Problem statement ▸ Where the string "type" occurs in the material below, report the whole line.

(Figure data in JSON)
** begin **

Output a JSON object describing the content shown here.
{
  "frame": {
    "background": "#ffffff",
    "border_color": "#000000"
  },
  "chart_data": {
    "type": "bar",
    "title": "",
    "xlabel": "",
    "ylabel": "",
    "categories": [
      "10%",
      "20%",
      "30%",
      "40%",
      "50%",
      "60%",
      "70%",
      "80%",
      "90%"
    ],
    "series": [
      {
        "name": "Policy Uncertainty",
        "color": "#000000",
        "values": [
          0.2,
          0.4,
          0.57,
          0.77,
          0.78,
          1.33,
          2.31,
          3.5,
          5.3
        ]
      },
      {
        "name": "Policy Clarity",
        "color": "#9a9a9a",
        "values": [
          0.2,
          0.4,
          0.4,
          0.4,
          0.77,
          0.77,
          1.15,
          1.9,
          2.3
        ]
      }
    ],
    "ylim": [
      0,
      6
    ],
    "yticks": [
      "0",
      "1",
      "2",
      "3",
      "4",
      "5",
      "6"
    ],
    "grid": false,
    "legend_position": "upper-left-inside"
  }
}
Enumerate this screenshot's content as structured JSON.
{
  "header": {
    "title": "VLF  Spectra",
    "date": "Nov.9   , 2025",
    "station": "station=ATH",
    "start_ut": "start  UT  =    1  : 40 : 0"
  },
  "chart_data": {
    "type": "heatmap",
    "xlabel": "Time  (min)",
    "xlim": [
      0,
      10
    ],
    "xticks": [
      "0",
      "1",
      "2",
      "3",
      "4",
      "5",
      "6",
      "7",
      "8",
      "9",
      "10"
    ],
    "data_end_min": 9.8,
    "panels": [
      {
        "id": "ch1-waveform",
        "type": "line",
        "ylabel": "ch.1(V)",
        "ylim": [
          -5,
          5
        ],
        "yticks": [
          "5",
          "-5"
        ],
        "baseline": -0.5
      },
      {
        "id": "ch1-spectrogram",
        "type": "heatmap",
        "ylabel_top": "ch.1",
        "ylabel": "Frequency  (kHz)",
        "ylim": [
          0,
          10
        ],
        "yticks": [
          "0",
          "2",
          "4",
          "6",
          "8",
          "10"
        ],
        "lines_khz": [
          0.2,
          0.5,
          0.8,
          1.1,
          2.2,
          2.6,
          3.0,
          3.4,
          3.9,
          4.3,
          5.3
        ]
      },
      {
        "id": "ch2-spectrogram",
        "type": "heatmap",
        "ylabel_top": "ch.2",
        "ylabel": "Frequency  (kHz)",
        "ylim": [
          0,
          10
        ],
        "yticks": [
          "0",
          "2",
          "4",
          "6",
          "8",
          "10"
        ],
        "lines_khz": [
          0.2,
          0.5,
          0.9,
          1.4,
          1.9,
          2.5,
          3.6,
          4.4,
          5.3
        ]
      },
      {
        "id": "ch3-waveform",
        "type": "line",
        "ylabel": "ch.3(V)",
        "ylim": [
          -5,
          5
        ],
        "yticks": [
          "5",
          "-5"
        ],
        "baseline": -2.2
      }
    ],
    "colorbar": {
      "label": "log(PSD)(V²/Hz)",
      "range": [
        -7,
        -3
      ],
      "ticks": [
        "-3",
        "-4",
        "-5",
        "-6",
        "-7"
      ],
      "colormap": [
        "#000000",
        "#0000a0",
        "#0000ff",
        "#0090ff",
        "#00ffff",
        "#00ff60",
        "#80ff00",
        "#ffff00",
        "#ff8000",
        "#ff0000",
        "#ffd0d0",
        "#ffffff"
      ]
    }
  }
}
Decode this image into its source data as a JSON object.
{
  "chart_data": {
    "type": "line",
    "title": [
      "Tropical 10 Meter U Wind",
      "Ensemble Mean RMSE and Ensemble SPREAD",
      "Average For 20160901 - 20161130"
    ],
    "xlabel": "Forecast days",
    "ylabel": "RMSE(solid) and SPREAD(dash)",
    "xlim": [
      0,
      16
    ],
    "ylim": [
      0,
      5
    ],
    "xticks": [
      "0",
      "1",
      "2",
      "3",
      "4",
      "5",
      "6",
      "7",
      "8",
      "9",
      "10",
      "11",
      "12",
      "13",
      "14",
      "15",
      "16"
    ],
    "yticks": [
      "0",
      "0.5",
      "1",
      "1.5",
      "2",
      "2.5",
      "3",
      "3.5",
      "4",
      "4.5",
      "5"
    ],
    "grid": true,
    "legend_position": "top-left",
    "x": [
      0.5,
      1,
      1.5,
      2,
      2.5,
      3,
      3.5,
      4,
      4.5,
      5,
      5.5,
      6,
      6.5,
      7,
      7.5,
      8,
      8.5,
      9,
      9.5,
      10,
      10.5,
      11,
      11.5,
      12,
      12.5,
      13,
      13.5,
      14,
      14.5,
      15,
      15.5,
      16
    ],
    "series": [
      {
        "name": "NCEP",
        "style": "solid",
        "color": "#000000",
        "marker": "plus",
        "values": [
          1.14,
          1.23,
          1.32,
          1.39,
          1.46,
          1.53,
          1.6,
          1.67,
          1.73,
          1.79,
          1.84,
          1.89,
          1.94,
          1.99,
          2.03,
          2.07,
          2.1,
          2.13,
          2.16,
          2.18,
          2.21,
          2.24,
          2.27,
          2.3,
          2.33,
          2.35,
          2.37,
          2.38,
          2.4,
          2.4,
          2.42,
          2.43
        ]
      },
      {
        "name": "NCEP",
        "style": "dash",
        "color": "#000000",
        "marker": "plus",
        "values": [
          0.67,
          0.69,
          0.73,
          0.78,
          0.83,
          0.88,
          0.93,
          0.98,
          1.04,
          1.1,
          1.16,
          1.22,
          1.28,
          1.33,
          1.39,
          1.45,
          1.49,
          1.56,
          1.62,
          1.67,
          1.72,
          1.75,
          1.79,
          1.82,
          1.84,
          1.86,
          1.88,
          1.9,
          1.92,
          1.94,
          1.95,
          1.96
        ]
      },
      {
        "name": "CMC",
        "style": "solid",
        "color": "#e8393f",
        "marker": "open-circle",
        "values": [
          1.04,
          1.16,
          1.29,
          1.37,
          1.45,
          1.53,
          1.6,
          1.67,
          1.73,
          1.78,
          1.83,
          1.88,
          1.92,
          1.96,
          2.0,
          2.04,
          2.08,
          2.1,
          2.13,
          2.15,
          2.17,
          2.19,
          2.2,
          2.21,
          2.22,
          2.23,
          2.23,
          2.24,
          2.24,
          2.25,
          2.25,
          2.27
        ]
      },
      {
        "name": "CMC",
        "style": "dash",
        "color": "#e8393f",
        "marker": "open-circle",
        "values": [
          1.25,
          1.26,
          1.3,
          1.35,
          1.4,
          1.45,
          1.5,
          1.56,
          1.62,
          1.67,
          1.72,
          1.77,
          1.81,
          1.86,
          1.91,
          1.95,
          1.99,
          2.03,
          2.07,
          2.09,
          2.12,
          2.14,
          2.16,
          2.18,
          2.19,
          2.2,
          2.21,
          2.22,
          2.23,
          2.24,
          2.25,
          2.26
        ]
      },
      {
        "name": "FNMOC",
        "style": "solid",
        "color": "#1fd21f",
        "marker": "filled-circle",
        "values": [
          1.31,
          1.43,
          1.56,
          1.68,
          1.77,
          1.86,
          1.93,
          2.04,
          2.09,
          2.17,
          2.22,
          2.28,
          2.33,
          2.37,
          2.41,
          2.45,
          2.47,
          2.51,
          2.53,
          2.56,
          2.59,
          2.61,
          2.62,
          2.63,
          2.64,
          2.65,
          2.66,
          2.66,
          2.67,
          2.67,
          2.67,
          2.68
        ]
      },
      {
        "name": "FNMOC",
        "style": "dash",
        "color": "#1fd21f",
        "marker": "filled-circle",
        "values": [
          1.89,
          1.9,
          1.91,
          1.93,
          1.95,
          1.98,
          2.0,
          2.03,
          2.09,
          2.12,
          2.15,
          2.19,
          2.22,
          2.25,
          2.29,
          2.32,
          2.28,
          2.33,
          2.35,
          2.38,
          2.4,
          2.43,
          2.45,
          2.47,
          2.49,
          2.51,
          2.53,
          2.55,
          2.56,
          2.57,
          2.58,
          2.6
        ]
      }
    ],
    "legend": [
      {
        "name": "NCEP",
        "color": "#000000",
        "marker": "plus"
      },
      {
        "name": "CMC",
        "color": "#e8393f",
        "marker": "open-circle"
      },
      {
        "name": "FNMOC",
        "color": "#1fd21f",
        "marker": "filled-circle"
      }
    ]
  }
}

** end **

The result ▸
    "type": "bar",
    "type": "heatmap",
        "type": "line",
        "type": "heatmap",
        "type": "heatmap",
        "type": "line",
    "type": "line",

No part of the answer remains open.